▶ [EXERCISE AIM] Write out every entry, unchanged. Skip any picture.

▶ [AVAILABLE RECORDS]
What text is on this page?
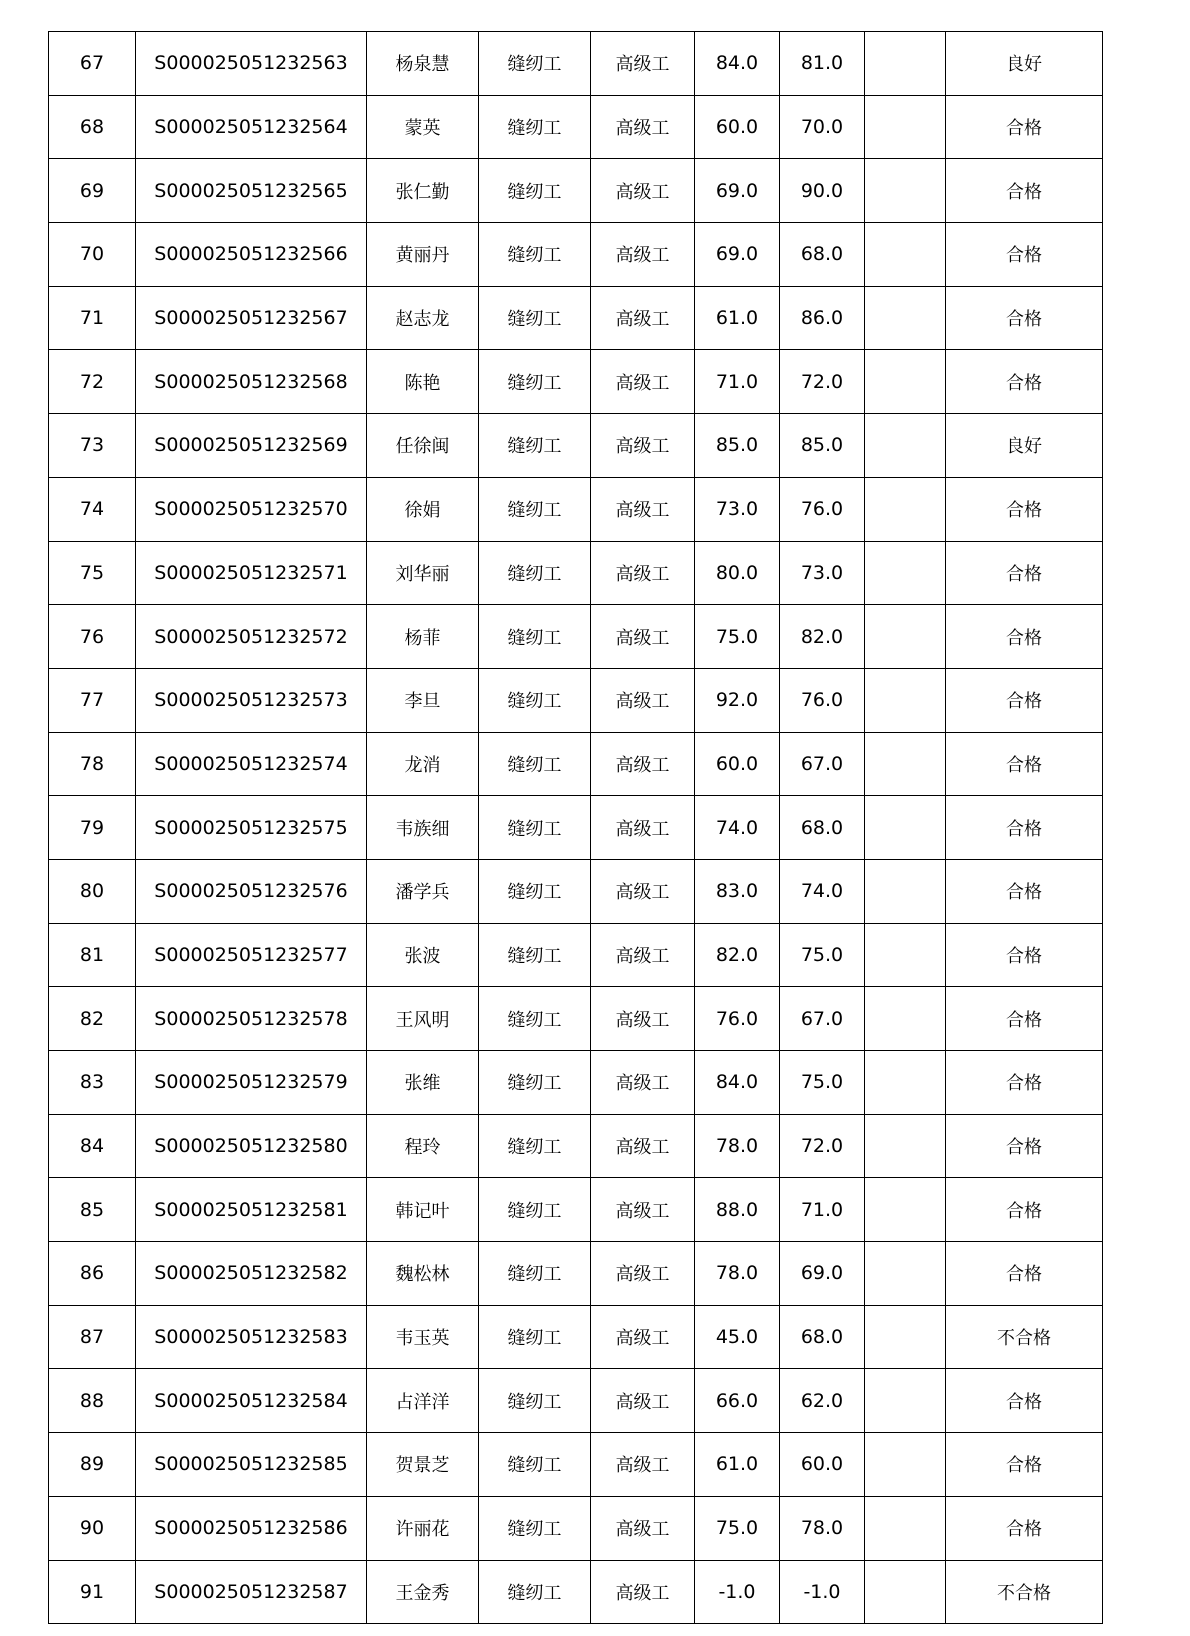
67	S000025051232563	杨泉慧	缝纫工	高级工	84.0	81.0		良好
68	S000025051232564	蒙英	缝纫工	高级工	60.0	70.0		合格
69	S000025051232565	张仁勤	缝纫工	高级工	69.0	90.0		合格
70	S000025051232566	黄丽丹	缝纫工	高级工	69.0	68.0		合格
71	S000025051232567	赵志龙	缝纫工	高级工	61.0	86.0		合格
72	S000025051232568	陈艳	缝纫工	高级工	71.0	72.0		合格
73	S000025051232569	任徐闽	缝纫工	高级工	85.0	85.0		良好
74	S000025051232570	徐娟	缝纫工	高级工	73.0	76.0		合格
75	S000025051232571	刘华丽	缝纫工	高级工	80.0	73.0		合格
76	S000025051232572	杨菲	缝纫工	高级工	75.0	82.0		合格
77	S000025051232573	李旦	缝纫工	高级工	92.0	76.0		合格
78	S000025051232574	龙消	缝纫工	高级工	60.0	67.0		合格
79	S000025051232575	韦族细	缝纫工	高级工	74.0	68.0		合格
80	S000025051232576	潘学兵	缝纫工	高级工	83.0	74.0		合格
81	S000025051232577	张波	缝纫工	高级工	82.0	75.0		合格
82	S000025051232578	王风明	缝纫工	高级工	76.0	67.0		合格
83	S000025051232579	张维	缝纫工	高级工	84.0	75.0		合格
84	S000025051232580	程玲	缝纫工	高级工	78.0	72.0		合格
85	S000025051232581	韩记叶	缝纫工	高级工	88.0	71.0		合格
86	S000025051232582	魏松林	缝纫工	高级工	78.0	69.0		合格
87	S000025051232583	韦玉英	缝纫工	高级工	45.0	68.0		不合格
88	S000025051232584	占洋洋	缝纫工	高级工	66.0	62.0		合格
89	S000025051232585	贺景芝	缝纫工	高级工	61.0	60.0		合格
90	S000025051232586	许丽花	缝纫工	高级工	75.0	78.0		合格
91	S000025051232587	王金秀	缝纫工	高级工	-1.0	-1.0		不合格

▶ [FINAL RESULT]
What text is on this page?
67	S000025051232563	杨泉慧	缝纫工	高级工	84.0	81.0		良好
68	S000025051232564	蒙英	缝纫工	高级工	60.0	70.0		合格
69	S000025051232565	张仁勤	缝纫工	高级工	69.0	90.0		合格
70	S000025051232566	黄丽丹	缝纫工	高级工	69.0	68.0		合格
71	S000025051232567	赵志龙	缝纫工	高级工	61.0	86.0		合格
72	S000025051232568	陈艳	缝纫工	高级工	71.0	72.0		合格
73	S000025051232569	任徐闽	缝纫工	高级工	85.0	85.0		良好
74	S000025051232570	徐娟	缝纫工	高级工	73.0	76.0		合格
75	S000025051232571	刘华丽	缝纫工	高级工	80.0	73.0		合格
76	S000025051232572	杨菲	缝纫工	高级工	75.0	82.0		合格
77	S000025051232573	李旦	缝纫工	高级工	92.0	76.0		合格
78	S000025051232574	龙消	缝纫工	高级工	60.0	67.0		合格
79	S000025051232575	韦族细	缝纫工	高级工	74.0	68.0		合格
80	S000025051232576	潘学兵	缝纫工	高级工	83.0	74.0		合格
81	S000025051232577	张波	缝纫工	高级工	82.0	75.0		合格
82	S000025051232578	王风明	缝纫工	高级工	76.0	67.0		合格
83	S000025051232579	张维	缝纫工	高级工	84.0	75.0		合格
84	S000025051232580	程玲	缝纫工	高级工	78.0	72.0		合格
85	S000025051232581	韩记叶	缝纫工	高级工	88.0	71.0		合格
86	S000025051232582	魏松林	缝纫工	高级工	78.0	69.0		合格
87	S000025051232583	韦玉英	缝纫工	高级工	45.0	68.0		不合格
88	S000025051232584	占洋洋	缝纫工	高级工	66.0	62.0		合格
89	S000025051232585	贺景芝	缝纫工	高级工	61.0	60.0		合格
90	S000025051232586	许丽花	缝纫工	高级工	75.0	78.0		合格
91	S000025051232587	王金秀	缝纫工	高级工	-1.0	-1.0		不合格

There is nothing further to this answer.